— begin —

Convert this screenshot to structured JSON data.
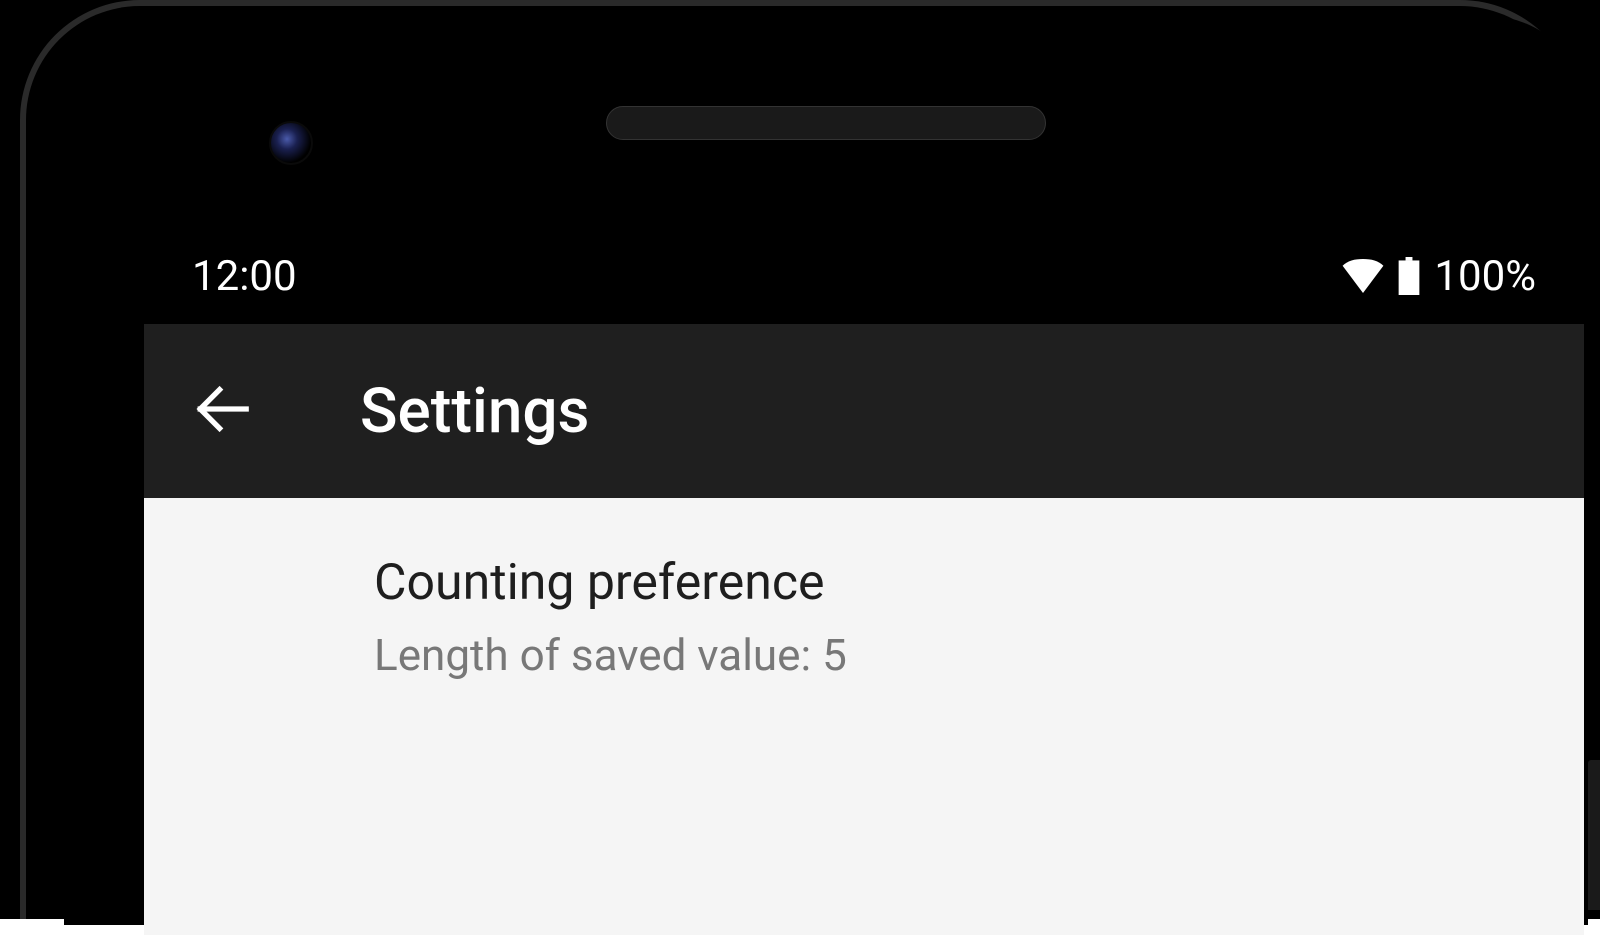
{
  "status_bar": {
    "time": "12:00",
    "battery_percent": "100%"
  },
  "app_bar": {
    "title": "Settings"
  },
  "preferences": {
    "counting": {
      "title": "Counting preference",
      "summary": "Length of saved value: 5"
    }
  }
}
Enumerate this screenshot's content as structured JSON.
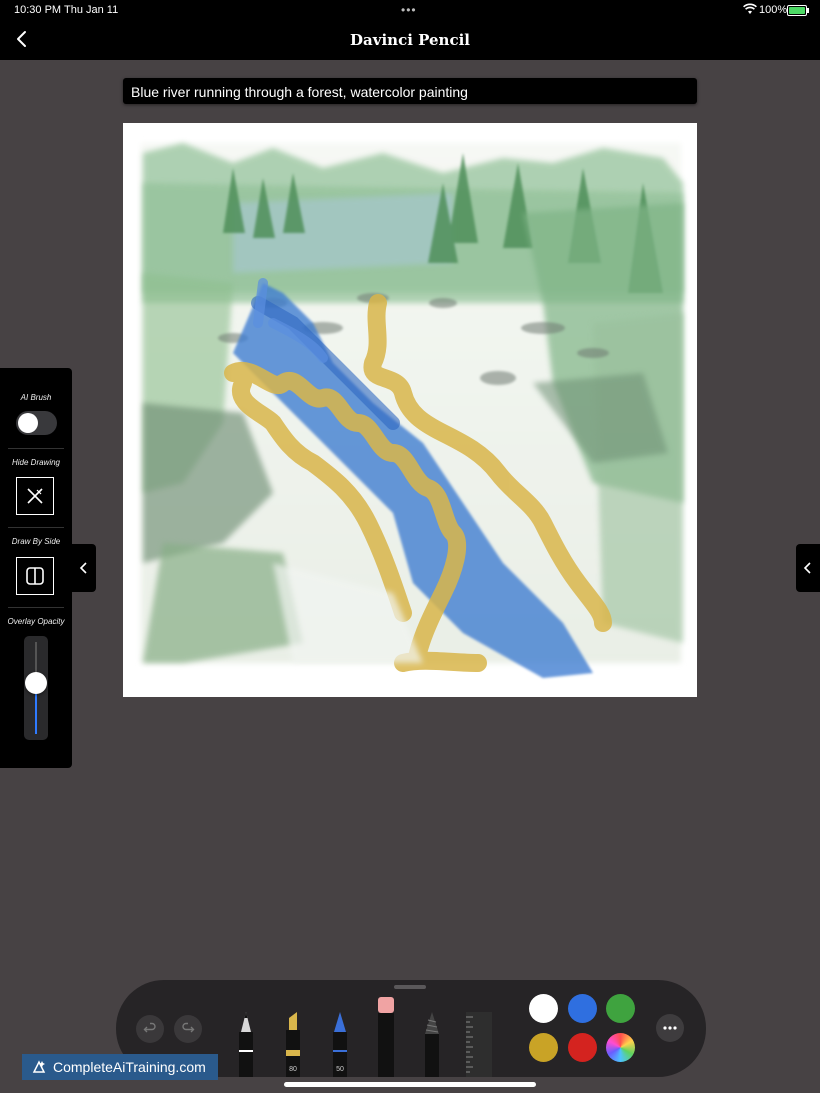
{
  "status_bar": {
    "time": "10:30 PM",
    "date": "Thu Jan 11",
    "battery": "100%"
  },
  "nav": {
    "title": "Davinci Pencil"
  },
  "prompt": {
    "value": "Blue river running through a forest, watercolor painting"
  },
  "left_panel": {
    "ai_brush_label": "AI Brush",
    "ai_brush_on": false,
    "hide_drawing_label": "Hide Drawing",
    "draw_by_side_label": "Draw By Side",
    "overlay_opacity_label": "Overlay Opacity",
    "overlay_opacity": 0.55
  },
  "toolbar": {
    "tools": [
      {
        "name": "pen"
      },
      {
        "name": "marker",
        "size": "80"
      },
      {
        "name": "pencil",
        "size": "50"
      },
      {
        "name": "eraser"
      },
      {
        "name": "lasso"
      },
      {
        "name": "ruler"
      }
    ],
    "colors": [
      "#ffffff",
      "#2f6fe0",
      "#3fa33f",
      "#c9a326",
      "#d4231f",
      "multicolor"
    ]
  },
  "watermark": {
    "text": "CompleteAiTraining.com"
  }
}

— end —
— begin —

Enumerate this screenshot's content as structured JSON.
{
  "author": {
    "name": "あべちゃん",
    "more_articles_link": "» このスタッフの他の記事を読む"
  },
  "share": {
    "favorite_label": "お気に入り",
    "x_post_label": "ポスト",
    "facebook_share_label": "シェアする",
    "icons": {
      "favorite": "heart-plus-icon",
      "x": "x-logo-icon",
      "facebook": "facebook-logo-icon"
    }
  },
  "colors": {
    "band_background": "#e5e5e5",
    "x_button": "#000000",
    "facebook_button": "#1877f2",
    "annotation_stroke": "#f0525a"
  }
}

— end —
— begin —

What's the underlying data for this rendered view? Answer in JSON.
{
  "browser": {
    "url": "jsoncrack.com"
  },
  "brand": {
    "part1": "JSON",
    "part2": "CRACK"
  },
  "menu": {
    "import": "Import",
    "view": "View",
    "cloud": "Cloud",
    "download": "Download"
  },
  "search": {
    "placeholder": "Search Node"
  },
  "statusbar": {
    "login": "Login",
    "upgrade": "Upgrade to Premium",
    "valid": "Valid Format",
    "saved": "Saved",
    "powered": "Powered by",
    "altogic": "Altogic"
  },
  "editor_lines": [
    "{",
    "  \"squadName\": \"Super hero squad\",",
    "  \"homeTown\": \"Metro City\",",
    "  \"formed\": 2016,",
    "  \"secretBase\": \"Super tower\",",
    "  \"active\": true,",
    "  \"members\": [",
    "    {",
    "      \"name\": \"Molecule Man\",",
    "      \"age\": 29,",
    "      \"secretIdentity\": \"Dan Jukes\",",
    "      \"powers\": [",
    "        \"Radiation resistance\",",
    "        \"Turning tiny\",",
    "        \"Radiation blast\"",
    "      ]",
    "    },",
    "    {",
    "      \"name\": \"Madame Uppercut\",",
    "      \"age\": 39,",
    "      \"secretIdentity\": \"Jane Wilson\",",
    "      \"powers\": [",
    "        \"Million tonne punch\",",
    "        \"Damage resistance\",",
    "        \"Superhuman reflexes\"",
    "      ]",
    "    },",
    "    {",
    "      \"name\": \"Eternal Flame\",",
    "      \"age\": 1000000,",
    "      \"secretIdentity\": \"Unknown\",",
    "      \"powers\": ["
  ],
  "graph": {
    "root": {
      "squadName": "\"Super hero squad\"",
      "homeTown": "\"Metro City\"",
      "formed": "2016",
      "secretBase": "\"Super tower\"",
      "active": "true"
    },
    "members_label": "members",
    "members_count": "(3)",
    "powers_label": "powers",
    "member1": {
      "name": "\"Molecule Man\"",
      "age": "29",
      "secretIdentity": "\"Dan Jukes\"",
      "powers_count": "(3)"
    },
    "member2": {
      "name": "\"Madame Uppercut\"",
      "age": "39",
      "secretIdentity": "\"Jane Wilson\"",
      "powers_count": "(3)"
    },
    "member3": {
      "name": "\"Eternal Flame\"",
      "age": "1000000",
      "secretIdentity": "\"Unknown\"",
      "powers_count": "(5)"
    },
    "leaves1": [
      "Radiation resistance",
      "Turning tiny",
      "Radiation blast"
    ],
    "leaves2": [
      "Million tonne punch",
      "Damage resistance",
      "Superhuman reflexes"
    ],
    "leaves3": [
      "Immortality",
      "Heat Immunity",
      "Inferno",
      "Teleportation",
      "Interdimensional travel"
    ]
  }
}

— end —

Look through the listing above. Pick out each line with "homeTown" and copy it.

**SOLUTION TO THE PROBLEM**
    "  \"homeTown\": \"Metro City\",",
      "homeTown": "\"Metro City\"",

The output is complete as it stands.